Si la industria, la técnica y el comercio hebreo se arruinaron, no fue por odio religioso ni castizo, sino porque el «pueblo» -presente como personaje histórico- poseía una manera de vida -la de los cristianos viejos batalladores- muy distinta de la de los hebreos, y necesitó henchir con su sustancia total y última el ámbito de su vida.

En la primera mitad del siglo XV todo había subido de nivel en Castilla, aunque sus reyes careciesen de relieve. Había más de todo, mayor saber y más inteligencia, pero fuera de la expresión literaria no encontramos ninguna gran construcción del espíritu. El cristianismo español carecía de la solera intelectual del italiano, con figuras de la talla de Nicolás de Cusa (1401 – 1464), cardenal desde 1448.

El pueblo seguía alerta en Castilla. En 1449 se produce la sublevación toledana contra el rey Juan II y contra los hebreos, donde nuevamente la clase ínfima tuvo gran papel. Judíos y conversos sufrieron otra vez el horror de muy variados martirios. Antes de esto, en 1443, Álvaro de Luna († 2 junio 1453), condestable de Castilla, hizo firmar al rey una pragmática en la cual se intentaba proteger a los judíos hasta donde fuese posible.

▶ _Objetivo de la tarea_
Enumera, por favor, todas las personas que el fragmento seleccionado menciona por su nombre.

▶ _Filas_
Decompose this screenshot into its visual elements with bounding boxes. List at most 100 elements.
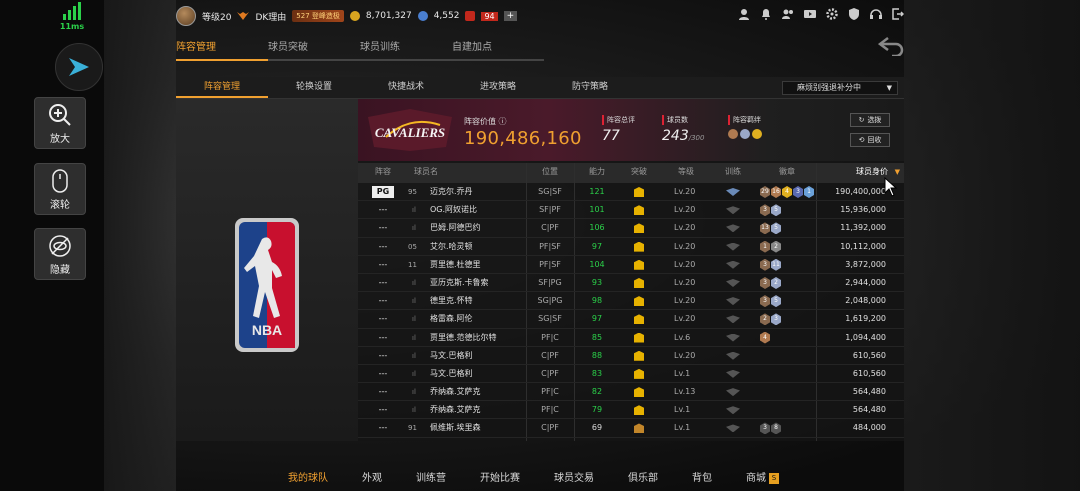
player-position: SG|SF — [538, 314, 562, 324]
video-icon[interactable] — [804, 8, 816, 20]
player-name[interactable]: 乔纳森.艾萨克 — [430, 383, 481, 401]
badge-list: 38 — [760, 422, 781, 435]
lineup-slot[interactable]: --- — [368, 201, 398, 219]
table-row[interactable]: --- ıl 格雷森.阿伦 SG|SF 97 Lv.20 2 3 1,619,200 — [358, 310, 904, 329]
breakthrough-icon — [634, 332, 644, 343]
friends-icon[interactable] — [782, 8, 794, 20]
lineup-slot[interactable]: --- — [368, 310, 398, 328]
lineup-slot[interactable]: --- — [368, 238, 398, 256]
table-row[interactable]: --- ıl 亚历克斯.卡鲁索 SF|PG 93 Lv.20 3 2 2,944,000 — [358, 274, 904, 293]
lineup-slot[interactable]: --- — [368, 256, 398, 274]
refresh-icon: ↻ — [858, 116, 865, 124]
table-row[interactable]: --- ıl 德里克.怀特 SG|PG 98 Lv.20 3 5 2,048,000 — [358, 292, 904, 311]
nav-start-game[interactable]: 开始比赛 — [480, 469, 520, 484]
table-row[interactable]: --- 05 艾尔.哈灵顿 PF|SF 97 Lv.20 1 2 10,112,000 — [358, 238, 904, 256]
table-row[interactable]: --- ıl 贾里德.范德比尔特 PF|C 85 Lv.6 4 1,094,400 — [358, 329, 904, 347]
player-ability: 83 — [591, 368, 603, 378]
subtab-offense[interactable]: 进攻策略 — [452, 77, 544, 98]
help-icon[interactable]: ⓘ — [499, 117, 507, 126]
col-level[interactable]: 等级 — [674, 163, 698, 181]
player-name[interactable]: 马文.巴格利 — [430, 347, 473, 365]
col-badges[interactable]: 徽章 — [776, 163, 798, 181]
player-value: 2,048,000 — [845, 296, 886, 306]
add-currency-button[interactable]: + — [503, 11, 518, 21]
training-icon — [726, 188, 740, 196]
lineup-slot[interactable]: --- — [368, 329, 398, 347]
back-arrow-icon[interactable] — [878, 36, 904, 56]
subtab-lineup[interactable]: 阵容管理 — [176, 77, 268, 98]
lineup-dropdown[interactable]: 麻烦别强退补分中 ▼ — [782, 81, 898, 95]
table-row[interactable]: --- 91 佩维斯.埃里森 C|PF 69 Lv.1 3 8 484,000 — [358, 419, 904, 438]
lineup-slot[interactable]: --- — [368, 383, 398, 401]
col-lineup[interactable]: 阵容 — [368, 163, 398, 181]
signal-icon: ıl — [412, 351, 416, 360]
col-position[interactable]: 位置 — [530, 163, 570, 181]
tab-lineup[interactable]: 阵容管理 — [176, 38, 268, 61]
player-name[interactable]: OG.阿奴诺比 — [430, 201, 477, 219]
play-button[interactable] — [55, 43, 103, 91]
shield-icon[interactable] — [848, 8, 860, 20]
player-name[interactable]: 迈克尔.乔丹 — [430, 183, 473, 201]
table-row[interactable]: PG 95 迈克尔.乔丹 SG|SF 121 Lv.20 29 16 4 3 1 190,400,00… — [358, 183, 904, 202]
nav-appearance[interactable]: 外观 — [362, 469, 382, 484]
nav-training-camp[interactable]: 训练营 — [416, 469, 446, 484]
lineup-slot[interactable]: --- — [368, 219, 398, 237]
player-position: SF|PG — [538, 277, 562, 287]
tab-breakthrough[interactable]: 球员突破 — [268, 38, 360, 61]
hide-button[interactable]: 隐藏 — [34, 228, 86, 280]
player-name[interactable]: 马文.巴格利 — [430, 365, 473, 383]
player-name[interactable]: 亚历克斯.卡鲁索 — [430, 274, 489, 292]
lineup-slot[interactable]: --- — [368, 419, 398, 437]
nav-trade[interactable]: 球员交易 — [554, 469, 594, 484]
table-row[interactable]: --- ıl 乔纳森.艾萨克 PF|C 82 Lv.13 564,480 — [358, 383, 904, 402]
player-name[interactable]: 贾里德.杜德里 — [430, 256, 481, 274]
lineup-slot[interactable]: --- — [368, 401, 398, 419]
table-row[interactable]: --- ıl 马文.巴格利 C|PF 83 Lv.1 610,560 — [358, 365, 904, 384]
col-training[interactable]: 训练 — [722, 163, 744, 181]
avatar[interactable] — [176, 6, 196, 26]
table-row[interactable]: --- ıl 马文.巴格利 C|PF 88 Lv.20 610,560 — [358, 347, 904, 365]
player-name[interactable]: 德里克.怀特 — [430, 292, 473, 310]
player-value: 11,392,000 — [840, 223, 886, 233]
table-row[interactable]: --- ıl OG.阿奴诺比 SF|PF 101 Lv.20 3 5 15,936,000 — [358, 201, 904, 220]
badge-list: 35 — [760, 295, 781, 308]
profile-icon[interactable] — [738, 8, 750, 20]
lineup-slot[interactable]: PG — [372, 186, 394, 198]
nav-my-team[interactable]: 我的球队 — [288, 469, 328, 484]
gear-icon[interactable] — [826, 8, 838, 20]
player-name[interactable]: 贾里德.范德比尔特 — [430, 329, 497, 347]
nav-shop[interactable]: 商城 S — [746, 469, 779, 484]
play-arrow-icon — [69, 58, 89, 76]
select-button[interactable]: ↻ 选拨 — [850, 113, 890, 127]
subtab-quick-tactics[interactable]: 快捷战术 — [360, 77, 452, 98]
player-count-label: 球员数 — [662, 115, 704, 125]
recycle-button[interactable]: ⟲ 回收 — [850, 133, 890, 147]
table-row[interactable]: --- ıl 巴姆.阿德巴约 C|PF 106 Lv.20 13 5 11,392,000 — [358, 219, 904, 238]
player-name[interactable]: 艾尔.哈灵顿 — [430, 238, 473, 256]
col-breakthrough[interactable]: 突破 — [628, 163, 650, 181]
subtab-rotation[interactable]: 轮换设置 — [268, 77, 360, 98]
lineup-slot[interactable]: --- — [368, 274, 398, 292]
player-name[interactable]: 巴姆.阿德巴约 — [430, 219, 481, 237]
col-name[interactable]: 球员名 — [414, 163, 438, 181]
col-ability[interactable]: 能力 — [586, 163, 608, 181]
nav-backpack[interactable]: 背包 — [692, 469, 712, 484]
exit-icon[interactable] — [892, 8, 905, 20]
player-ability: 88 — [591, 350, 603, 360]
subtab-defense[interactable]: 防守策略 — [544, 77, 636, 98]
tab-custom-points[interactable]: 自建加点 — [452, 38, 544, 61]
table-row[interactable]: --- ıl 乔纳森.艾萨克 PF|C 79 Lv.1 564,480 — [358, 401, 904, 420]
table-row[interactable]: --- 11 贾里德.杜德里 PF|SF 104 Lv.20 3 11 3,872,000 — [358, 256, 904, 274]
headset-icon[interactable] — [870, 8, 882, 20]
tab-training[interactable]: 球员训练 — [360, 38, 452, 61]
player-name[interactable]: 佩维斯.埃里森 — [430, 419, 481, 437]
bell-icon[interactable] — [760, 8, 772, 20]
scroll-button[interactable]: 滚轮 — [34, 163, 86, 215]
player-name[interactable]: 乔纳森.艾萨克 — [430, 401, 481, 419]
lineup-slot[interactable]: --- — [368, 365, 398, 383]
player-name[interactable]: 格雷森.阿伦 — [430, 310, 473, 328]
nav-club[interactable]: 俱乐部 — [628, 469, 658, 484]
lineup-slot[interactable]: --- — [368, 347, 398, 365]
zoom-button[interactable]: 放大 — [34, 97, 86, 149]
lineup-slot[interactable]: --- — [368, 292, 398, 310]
* * *
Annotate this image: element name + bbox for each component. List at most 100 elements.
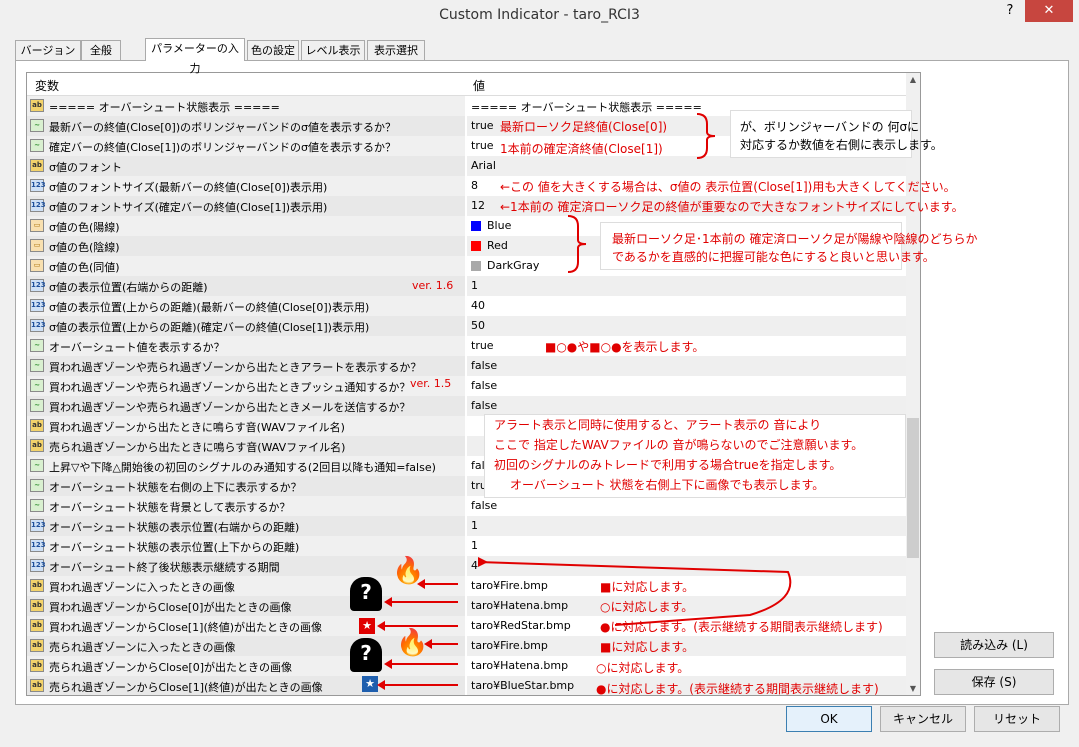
--
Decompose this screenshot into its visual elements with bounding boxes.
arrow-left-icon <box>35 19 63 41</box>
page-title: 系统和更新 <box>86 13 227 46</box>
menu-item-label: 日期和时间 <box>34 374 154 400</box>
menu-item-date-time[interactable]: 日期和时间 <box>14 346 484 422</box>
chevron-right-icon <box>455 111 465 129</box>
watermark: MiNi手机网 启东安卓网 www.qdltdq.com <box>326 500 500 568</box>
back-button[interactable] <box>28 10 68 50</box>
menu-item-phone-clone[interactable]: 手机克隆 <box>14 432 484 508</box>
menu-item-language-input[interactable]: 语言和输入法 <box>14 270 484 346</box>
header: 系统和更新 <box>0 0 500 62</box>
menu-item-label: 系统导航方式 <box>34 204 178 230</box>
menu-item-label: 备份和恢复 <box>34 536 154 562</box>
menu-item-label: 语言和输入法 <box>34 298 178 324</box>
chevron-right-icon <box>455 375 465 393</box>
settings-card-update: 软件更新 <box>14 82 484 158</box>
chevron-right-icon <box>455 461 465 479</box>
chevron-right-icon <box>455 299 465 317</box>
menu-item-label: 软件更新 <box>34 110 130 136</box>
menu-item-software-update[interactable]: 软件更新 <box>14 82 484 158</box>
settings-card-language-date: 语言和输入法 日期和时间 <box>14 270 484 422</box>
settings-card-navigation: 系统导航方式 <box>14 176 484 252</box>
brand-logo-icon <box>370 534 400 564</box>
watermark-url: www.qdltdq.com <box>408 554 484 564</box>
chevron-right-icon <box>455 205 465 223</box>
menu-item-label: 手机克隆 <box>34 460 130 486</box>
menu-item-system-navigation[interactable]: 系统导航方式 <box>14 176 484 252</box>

▶ _Solución_
- Nicolás de Cusa
- Juan II
- Álvaro de Luna